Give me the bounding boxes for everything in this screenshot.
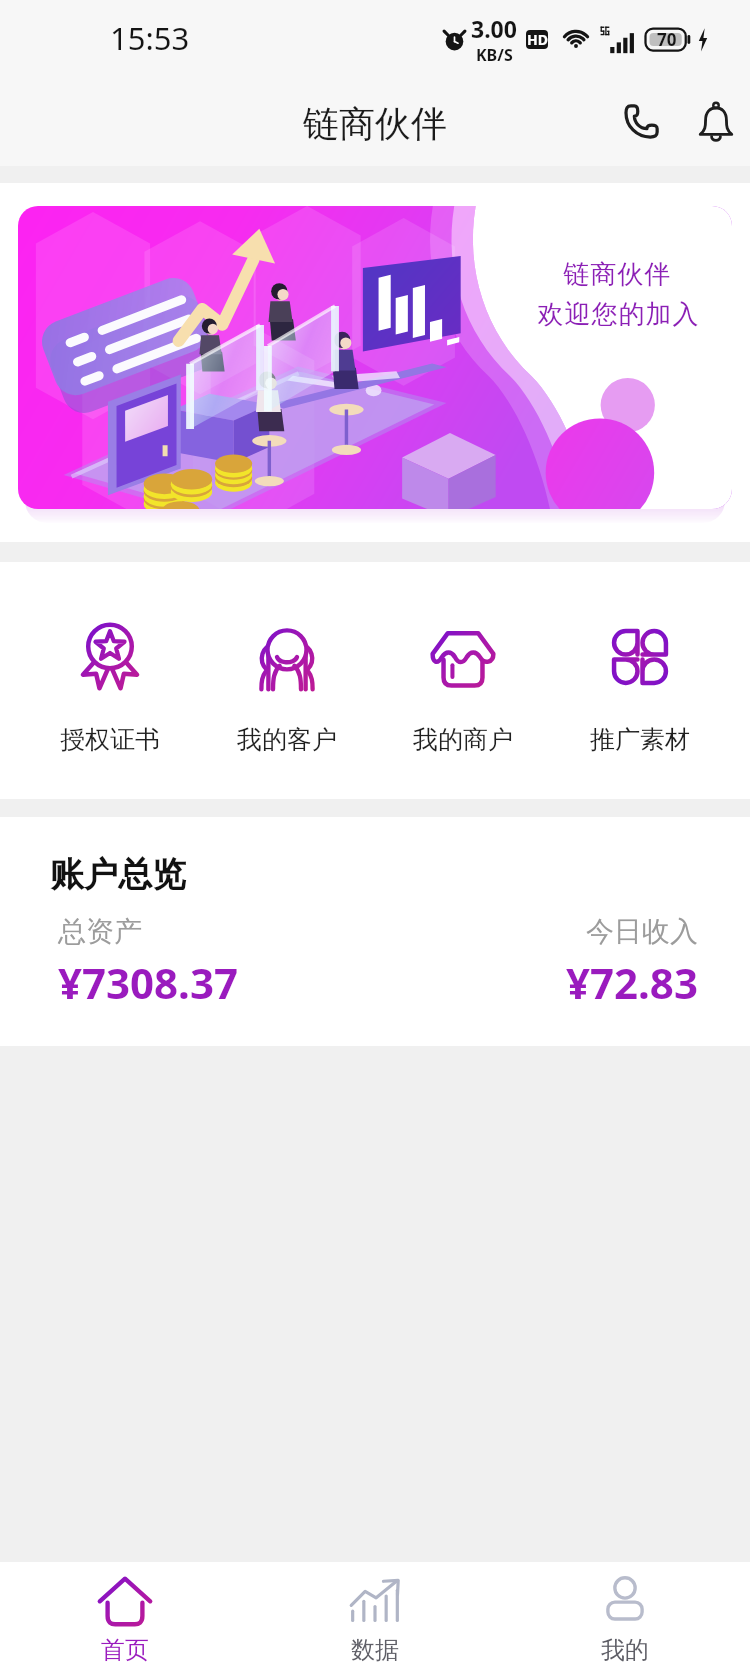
button[interactable]: 授权证书 bbox=[22, 623, 198, 755]
staticText: 3.00 bbox=[471, 13, 517, 44]
staticText: 推广素材 bbox=[590, 724, 690, 755]
staticText: ¥7308.37 bbox=[58, 954, 238, 1011]
staticText: 今日收入 bbox=[586, 914, 698, 949]
button[interactable]: 我的 bbox=[500, 1562, 750, 1667]
staticText: 欢迎您的加入 bbox=[537, 298, 699, 331]
staticText: 数据 bbox=[351, 1635, 399, 1665]
staticText: KB/S bbox=[476, 44, 513, 66]
staticText: ¥72.83 bbox=[566, 954, 698, 1011]
button[interactable]: 首页 bbox=[0, 1562, 250, 1667]
staticText: 链商伙伴 bbox=[303, 101, 447, 146]
staticText: 账户总览 bbox=[50, 853, 186, 896]
button[interactable]: 我的客户 bbox=[199, 623, 375, 755]
button[interactable]: Notifications bbox=[685, 91, 747, 153]
staticText: 首页 bbox=[101, 1635, 149, 1665]
staticText: 链商伙伴 bbox=[563, 258, 671, 291]
staticText: 总资产 bbox=[58, 914, 142, 949]
button[interactable]: 链商伙伴 bbox=[18, 206, 732, 509]
button[interactable]: 数据 bbox=[250, 1562, 500, 1667]
staticText: HD bbox=[527, 30, 548, 49]
staticText: 70 bbox=[657, 28, 677, 51]
staticText: 我的商户 bbox=[413, 724, 513, 755]
staticText: 授权证书 bbox=[60, 724, 160, 755]
button[interactable]: 我的商户 bbox=[375, 623, 551, 755]
button[interactable]: 推广素材 bbox=[552, 623, 728, 755]
staticText: 15:53 bbox=[110, 17, 190, 59]
staticText: 我的 bbox=[601, 1635, 649, 1665]
staticText: 我的客户 bbox=[237, 724, 337, 755]
button[interactable]: Call bbox=[610, 91, 672, 153]
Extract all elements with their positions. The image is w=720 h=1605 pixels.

* Task description *
Convert every line of the items above into a numbered list, omitting blank lines and leaving out the pictures.

* Solution *
1. Give me the bounding boxes for everything in this screenshot.
2. button[interactable]: 授权证书 bbox=[22, 623, 198, 755]
3. staticText: 3.00 bbox=[471, 13, 517, 44]
4. staticText: 推广素材 bbox=[590, 724, 690, 755]
5. staticText: ¥7308.37 bbox=[58, 954, 238, 1011]
6. staticText: 今日收入 bbox=[586, 914, 698, 949]
7. button[interactable]: 我的 bbox=[500, 1562, 750, 1667]
8. staticText: 欢迎您的加入 bbox=[537, 298, 699, 331]
9. staticText: 数据 bbox=[351, 1635, 399, 1665]
10. staticText: KB/S bbox=[476, 44, 513, 66]
11. staticText: ¥72.83 bbox=[566, 954, 698, 1011]
12. button[interactable]: 首页 bbox=[0, 1562, 250, 1667]
13. staticText: 链商伙伴 bbox=[303, 101, 447, 146]
14. staticText: 账户总览 bbox=[50, 853, 186, 896]
15. button[interactable]: 我的客户 bbox=[199, 623, 375, 755]
16. button[interactable]: Notifications bbox=[685, 91, 747, 153]
17. staticText: 首页 bbox=[101, 1635, 149, 1665]
18. staticText: 链商伙伴 bbox=[563, 258, 671, 291]
19. staticText: 总资产 bbox=[58, 914, 142, 949]
20. button[interactable]: 链商伙伴 bbox=[18, 206, 732, 509]
21. button[interactable]: 数据 bbox=[250, 1562, 500, 1667]
22. staticText: HD bbox=[527, 30, 548, 49]
23. staticText: 70 bbox=[657, 28, 677, 51]
24. staticText: 我的商户 bbox=[413, 724, 513, 755]
25. staticText: 授权证书 bbox=[60, 724, 160, 755]
26. button[interactable]: 我的商户 bbox=[375, 623, 551, 755]
27. button[interactable]: 推广素材 bbox=[552, 623, 728, 755]
28. staticText: 15:53 bbox=[110, 17, 190, 59]
29. staticText: 我的 bbox=[601, 1635, 649, 1665]
30. staticText: 我的客户 bbox=[237, 724, 337, 755]
31. button[interactable]: Call bbox=[610, 91, 672, 153]
32. Extract all elements with their positions. The image is w=720 h=1605 pixels.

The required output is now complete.